Set exercise:
Exactly as written, quote every line that follows, skipping the images.
──────────
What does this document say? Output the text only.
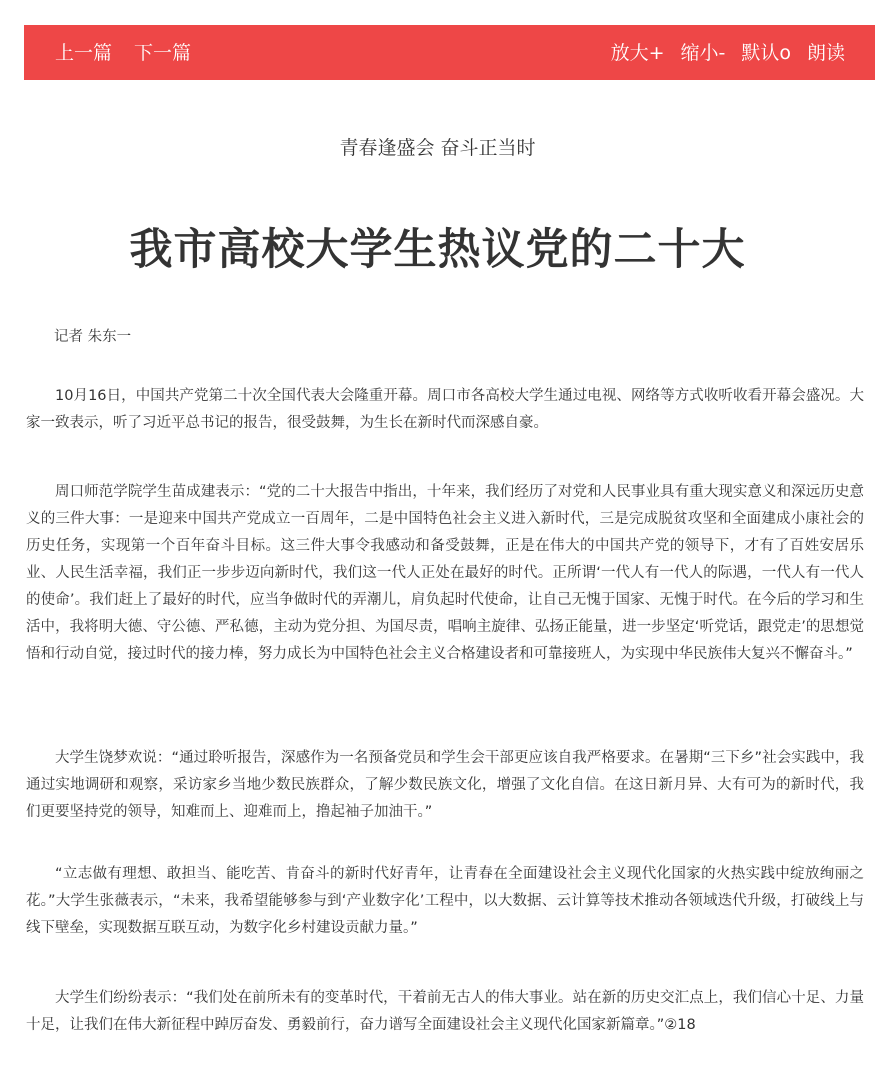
上一篇 下一篇	放大+ 缩小- 默认o 朗读
青春逢盛会 奋斗正当时
我市高校大学生热议党的二十大
记者 朱东一

10月16日，中国共产党第二十次全国代表大会隆重开幕。周口市各高校大学生通过电视、网络等方式收听收看开幕会盛况。大家一致表示，听了习近平总书记的报告，很受鼓舞，为生长在新时代而深感自豪。

周口师范学院学生苗成建表示：“党的二十大报告中指出，十年来，我们经历了对党和人民事业具有重大现实意义和深远历史意义的三件大事：一是迎来中国共产党成立一百周年，二是中国特色社会主义进入新时代，三是完成脱贫攻坚和全面建成小康社会的历史任务，实现第一个百年奋斗目标。这三件大事令我感动和备受鼓舞，正是在伟大的中国共产党的领导下，才有了百姓安居乐业、人民生活幸福，我们正一步步迈向新时代，我们这一代人正处在最好的时代。正所谓‘一代人有一代人的际遇，一代人有一代人的使命’。我们赶上了最好的时代，应当争做时代的弄潮儿，肩负起时代使命，让自己无愧于国家、无愧于时代。在今后的学习和生活中，我将明大德、守公德、严私德，主动为党分担、为国尽责，唱响主旋律、弘扬正能量，进一步坚定‘听党话，跟党走’的思想觉悟和行动自觉，接过时代的接力棒，努力成长为中国特色社会主义合格建设者和可靠接班人，为实现中华民族伟大复兴不懈奋斗。”

大学生饶梦欢说：“通过聆听报告，深感作为一名预备党员和学生会干部更应该自我严格要求。在暑期“三下乡”社会实践中，我通过实地调研和观察，采访家乡当地少数民族群众，了解少数民族文化，增强了文化自信。在这日新月异、大有可为的新时代，我们更要坚持党的领导，知难而上、迎难而上，撸起袖子加油干。”

“立志做有理想、敢担当、能吃苦、肯奋斗的新时代好青年，让青春在全面建设社会主义现代化国家的火热实践中绽放绚丽之花。”大学生张薇表示，“未来，我希望能够参与到‘产业数字化’工程中，以大数据、云计算等技术推动各领域迭代升级，打破线上与线下壁垒，实现数据互联互动，为数字化乡村建设贡献力量。”

大学生们纷纷表示：“我们处在前所未有的变革时代，干着前无古人的伟大事业。站在新的历史交汇点上，我们信心十足、力量十足，让我们在伟大新征程中踔厉奋发、勇毅前行，奋力谱写全面建设社会主义现代化国家新篇章。”②18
──────────
Solution to this problem:
What does this document say? Output the text only.
上一篇 下一篇	放大+ 缩小- 默认o 朗读
青春逢盛会 奋斗正当时
我市高校大学生热议党的二十大
记者 朱东一

10月16日，中国共产党第二十次全国代表大会隆重开幕。周口市各高校大学生通过电视、网络等方式收听收看开幕会盛况。大家一致表示，听了习近平总书记的报告，很受鼓舞，为生长在新时代而深感自豪。

周口师范学院学生苗成建表示：“党的二十大报告中指出，十年来，我们经历了对党和人民事业具有重大现实意义和深远历史意义的三件大事：一是迎来中国共产党成立一百周年，二是中国特色社会主义进入新时代，三是完成脱贫攻坚和全面建成小康社会的历史任务，实现第一个百年奋斗目标。这三件大事令我感动和备受鼓舞，正是在伟大的中国共产党的领导下，才有了百姓安居乐业、人民生活幸福，我们正一步步迈向新时代，我们这一代人正处在最好的时代。正所谓‘一代人有一代人的际遇，一代人有一代人的使命’。我们赶上了最好的时代，应当争做时代的弄潮儿，肩负起时代使命，让自己无愧于国家、无愧于时代。在今后的学习和生活中，我将明大德、守公德、严私德，主动为党分担、为国尽责，唱响主旋律、弘扬正能量，进一步坚定‘听党话，跟党走’的思想觉悟和行动自觉，接过时代的接力棒，努力成长为中国特色社会主义合格建设者和可靠接班人，为实现中华民族伟大复兴不懈奋斗。”

大学生饶梦欢说：“通过聆听报告，深感作为一名预备党员和学生会干部更应该自我严格要求。在暑期“三下乡”社会实践中，我通过实地调研和观察，采访家乡当地少数民族群众，了解少数民族文化，增强了文化自信。在这日新月异、大有可为的新时代，我们更要坚持党的领导，知难而上、迎难而上，撸起袖子加油干。”

“立志做有理想、敢担当、能吃苦、肯奋斗的新时代好青年，让青春在全面建设社会主义现代化国家的火热实践中绽放绚丽之花。”大学生张薇表示，“未来，我希望能够参与到‘产业数字化’工程中，以大数据、云计算等技术推动各领域迭代升级，打破线上与线下壁垒，实现数据互联互动，为数字化乡村建设贡献力量。”

大学生们纷纷表示：“我们处在前所未有的变革时代，干着前无古人的伟大事业。站在新的历史交汇点上，我们信心十足、力量十足，让我们在伟大新征程中踔厉奋发、勇毅前行，奋力谱写全面建设社会主义现代化国家新篇章。”②18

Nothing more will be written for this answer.